> [Aim]: Select and copy out every line in the records containing "JSON".

> [Given information]:
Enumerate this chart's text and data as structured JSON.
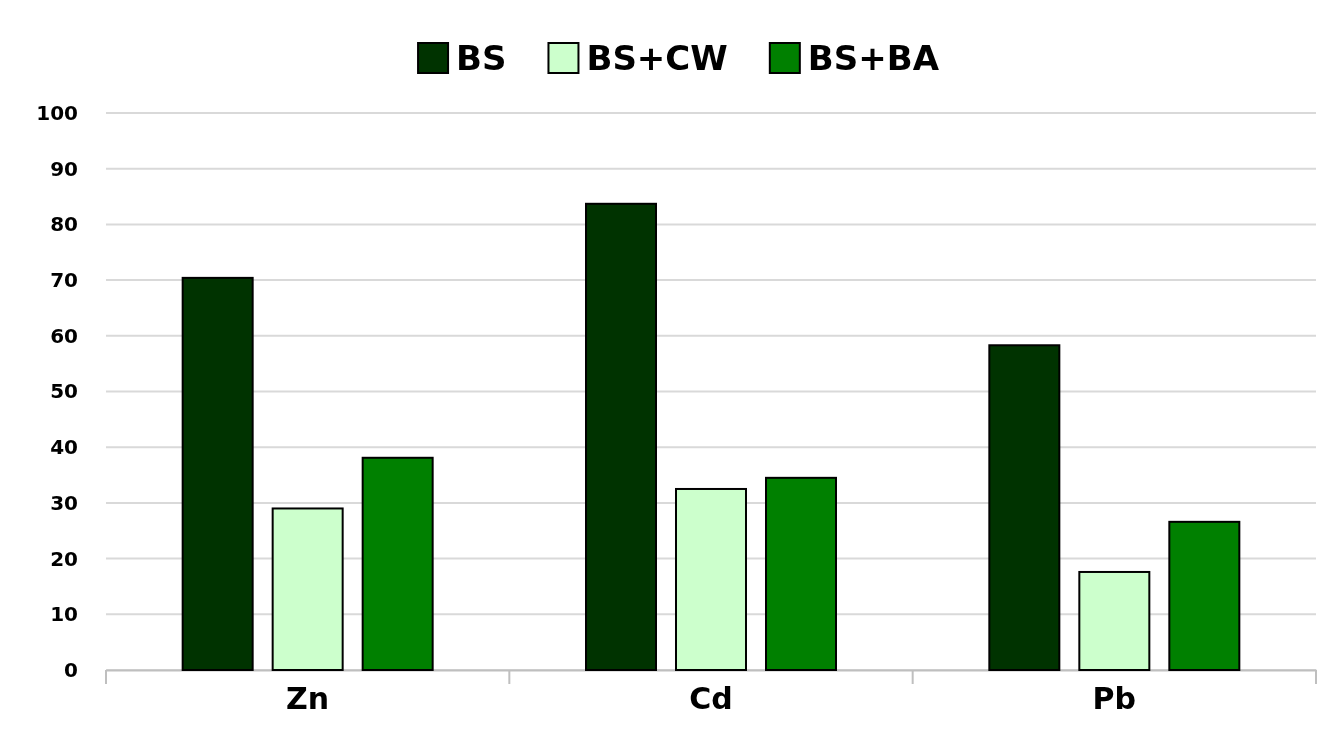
{
  "chart_data": {
    "type": "bar",
    "categories": [
      "Zn",
      "Cd",
      "Pb"
    ],
    "series": [
      {
        "name": "BS",
        "color": "#003300",
        "values": [
          70.4,
          83.7,
          58.3
        ]
      },
      {
        "name": "BS+CW",
        "color": "#ccffcc",
        "values": [
          29,
          32.5,
          17.6
        ]
      },
      {
        "name": "BS+BA",
        "color": "#008000",
        "values": [
          38.1,
          34.5,
          26.6
        ]
      }
    ],
    "ylim": [
      0,
      100
    ],
    "yticks": [
      0,
      10,
      20,
      30,
      40,
      50,
      60,
      70,
      80,
      90,
      100
    ],
    "grid": "y",
    "legend": "top"
  }
}
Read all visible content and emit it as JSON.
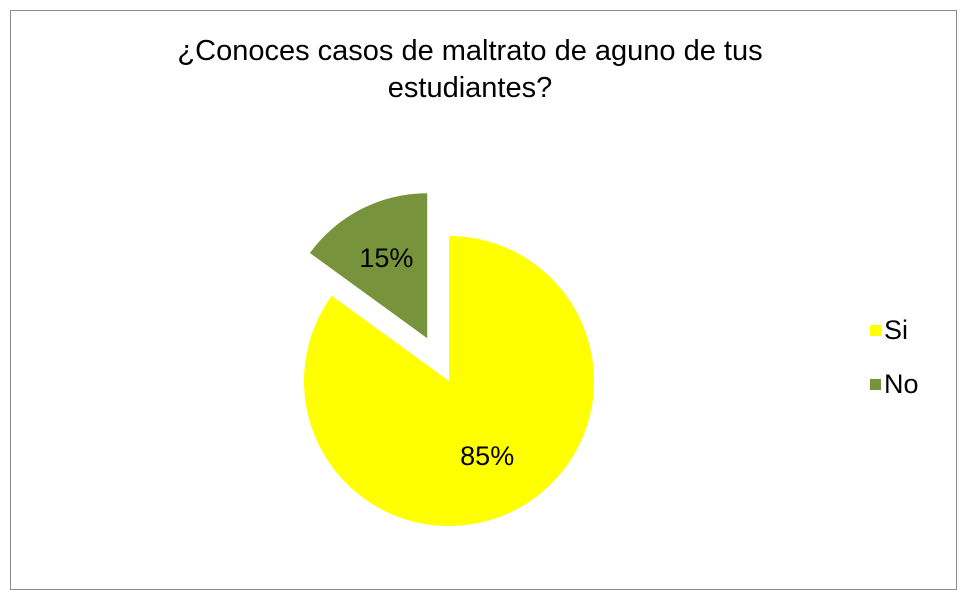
{
  "chart_data": {
    "type": "pie",
    "title_line1": "¿Conoces casos de maltrato de aguno de tus",
    "title_line2": "estudiantes?",
    "slices": [
      {
        "name": "Si",
        "value": 85,
        "label": "85%",
        "color": "#ffff00",
        "exploded": false
      },
      {
        "name": "No",
        "value": 15,
        "label": "15%",
        "color": "#77933c",
        "exploded": true
      }
    ],
    "legend_position": "right"
  }
}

> [Written reply]:
Enumerate this chart's text and data as structured JSON.
Read all visible content and emit it as JSON.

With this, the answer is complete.